■ **SELECTED PASSAGE**
[start]

This Weeks Prompt: 96. Unknown fires seen across the hills at night.
The Resulting Story:Lights Away
The hills have eyes of fire. The strange shapes on the edges of towns and building up to dread mountains attract a great deal of attention, both nefarious and wondrous—why is perhaps for another to speculate. They are clearly demarcated landscape features, and often can hold springs, metals, strange stone formations, and hiding behind them lies lord knows what. At night strange things can happen in the hills. By day great fortresses rise to their defense. Sometimes these are intertwined, such as in Tyrol, Austria.
In Tyrol, there is this story. An old lady visited the castle, and found its courtyard full of nobles and servants. One of these servants granted her a gold coin, and the scene vanished. As she left, she was met by a solider with a single match and holding his own head at his side. The solider warned her—tell anyone of this, and evil would befall her. The woman tried her best, until a magistrate learned of the gold she had. When the magistrate pressed her on the matter, and forced her to speak, she is whisked away and never seen again. Later, a young nobleman heard this tale and decided—being a knowledgeable sort—to see for himself what was atop the mountain. As he and a servant ascended, six times an unknown voice told them to desist. The solider was there again, and demanded to know who came—the nobleman declared “It is I!”. When asked who “I” was, the nobleman asked for his sword. But a terrible horseman with no head rode out, seized him, and vanished with him into the country side. The solider drove away the servant with his sword.

[end]

■ **REQUEST A**
Write out the passage about fires in the hills word for word, beginning at the words "The Resulting Story:Lights" and stopping after "in Tyrol, Austria.".

■ **DATA SECTION**
[start]

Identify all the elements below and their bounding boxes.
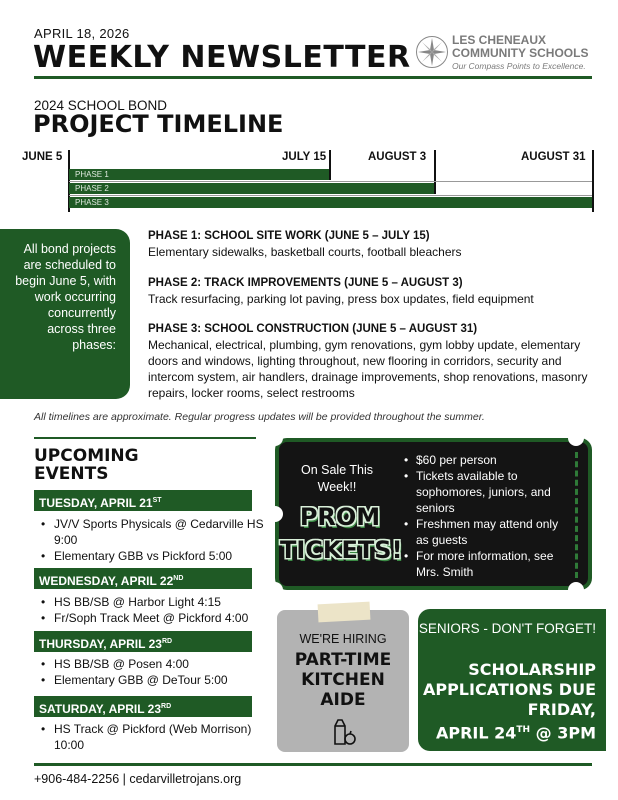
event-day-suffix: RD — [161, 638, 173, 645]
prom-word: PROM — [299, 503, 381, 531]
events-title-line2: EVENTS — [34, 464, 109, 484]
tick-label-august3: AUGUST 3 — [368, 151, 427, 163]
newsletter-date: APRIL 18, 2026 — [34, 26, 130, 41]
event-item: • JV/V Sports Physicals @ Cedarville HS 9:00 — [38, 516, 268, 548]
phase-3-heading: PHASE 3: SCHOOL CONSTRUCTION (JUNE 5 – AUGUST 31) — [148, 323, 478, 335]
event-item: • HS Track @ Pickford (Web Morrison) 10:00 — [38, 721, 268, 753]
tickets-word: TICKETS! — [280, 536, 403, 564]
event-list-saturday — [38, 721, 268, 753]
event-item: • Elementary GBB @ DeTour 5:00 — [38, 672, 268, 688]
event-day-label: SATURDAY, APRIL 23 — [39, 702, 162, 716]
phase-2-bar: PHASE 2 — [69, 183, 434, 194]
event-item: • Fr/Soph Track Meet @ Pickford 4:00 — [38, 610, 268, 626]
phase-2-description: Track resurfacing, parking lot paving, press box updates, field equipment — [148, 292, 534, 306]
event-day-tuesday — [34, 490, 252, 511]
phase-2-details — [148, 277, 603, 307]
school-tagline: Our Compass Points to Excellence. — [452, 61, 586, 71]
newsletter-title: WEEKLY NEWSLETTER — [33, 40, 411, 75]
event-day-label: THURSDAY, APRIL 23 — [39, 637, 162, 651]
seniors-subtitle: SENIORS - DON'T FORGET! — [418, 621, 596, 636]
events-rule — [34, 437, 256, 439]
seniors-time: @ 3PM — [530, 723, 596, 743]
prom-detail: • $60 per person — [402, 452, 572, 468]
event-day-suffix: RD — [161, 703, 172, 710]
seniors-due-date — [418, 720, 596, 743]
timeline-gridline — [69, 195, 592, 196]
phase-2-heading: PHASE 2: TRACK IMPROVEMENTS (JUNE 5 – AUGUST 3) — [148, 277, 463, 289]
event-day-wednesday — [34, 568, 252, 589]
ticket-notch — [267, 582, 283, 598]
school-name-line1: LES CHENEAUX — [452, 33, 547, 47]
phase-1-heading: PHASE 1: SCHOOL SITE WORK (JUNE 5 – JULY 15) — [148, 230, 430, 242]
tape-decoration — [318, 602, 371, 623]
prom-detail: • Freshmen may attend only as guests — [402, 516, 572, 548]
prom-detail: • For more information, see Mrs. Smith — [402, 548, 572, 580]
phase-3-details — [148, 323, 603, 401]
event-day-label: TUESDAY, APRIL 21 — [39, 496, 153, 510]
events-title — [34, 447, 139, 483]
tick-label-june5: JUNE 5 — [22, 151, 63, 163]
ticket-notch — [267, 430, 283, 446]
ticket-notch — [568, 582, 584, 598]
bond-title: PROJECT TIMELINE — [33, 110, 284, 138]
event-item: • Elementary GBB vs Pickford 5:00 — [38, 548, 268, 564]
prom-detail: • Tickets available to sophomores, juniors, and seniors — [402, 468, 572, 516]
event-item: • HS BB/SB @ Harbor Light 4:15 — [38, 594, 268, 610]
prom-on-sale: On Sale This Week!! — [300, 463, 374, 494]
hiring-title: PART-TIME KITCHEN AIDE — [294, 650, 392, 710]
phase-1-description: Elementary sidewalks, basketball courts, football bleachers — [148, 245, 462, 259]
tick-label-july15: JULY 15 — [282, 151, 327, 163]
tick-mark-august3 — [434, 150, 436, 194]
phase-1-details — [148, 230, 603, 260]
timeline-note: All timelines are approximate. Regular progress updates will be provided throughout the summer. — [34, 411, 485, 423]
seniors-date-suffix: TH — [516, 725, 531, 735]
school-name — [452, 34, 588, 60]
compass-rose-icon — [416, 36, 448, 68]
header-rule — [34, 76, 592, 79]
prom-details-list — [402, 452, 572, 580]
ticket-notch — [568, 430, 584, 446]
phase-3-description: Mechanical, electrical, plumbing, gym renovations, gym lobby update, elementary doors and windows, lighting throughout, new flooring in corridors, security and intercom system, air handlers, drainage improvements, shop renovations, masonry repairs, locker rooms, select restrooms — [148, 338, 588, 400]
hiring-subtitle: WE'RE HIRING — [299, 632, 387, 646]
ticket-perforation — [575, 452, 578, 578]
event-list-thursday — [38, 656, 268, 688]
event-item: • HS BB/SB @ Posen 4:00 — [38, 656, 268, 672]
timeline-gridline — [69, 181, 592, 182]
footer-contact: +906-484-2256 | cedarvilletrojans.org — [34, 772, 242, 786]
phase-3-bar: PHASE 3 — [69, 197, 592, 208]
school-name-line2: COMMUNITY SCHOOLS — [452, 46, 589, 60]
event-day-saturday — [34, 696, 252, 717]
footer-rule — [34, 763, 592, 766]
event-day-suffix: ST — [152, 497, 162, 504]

[end]

■ **REQUEST B**
In the records, change "Pickford" to "Posen" in the lines beginning at the line that has "event-day-suffix: RD — [161, 638, 173, 645]" and stopping after the line that has "prom-detail: • For", leaving everything else untouched. Give back only those lines.

■ **ANSWER A**
The Resulting Story:Lights Away
The hills have eyes of fire. The strange shapes on the edges of towns and building up to dread mountains attract a great deal of attention, both nefarious and wondrous—why is perhaps for another to speculate. They are clearly demarcated landscape features, and often can hold springs, metals, strange stone formations, and hiding behind them lies lord knows what. At night strange things can happen in the hills. By day great fortresses rise to their defense. Sometimes these are intertwined, such as in Tyrol, Austria.

■ **ANSWER B**
event-day-suffix: RD — [161, 638, 173, 645]
prom-word: PROM — [299, 503, 381, 531]
events-title-line2: EVENTS — [34, 464, 109, 484]
tick-label-august3: AUGUST 3 — [368, 151, 427, 163]
newsletter-date: APRIL 18, 2026 — [34, 26, 130, 41]
event-item: • JV/V Sports Physicals @ Cedarville HS 9:00 — [38, 516, 268, 548]
phase-3-heading: PHASE 3: SCHOOL CONSTRUCTION (JUNE 5 – AUGUST 31) — [148, 323, 478, 335]
event-item: • HS Track @ Posen (Web Morrison) 10:00 — [38, 721, 268, 753]
tickets-word: TICKETS! — [280, 536, 403, 564]
event-list-saturday — [38, 721, 268, 753]
event-item: • Elementary GBB @ DeTour 5:00 — [38, 672, 268, 688]
event-day-label: SATURDAY, APRIL 23 — [39, 702, 162, 716]
phase-2-bar: PHASE 2 — [69, 183, 434, 194]
event-item: • Fr/Soph Track Meet @ Posen 4:00 — [38, 610, 268, 626]
phase-2-description: Track resurfacing, parking lot paving, press box updates, field equipment — [148, 292, 534, 306]
event-day-tuesday — [34, 490, 252, 511]
phase-2-details — [148, 277, 603, 307]
school-tagline: Our Compass Points to Excellence. — [452, 61, 586, 71]
newsletter-title: WEEKLY NEWSLETTER — [33, 40, 411, 75]
event-day-label: THURSDAY, APRIL 23 — [39, 637, 162, 651]
seniors-subtitle: SENIORS - DON'T FORGET! — [418, 621, 596, 636]
events-rule — [34, 437, 256, 439]
seniors-time: @ 3PM — [530, 723, 596, 743]
prom-detail: • $60 per person — [402, 452, 572, 468]
event-day-suffix: RD — [161, 703, 172, 710]
seniors-due-date — [418, 720, 596, 743]
timeline-gridline — [69, 195, 592, 196]
phase-2-heading: PHASE 2: TRACK IMPROVEMENTS (JUNE 5 – AUGUST 3) — [148, 277, 463, 289]
event-day-wednesday — [34, 568, 252, 589]
ticket-notch — [267, 582, 283, 598]
school-name-line1: LES CHENEAUX — [452, 33, 547, 47]
phase-1-heading: PHASE 1: SCHOOL SITE WORK (JUNE 5 – JULY 15) — [148, 230, 430, 242]
tape-decoration — [318, 602, 371, 623]
prom-detail: • Freshmen may attend only as guests — [402, 516, 572, 548]
prom-detail: • For more information, see Mrs. Smith — [402, 548, 572, 580]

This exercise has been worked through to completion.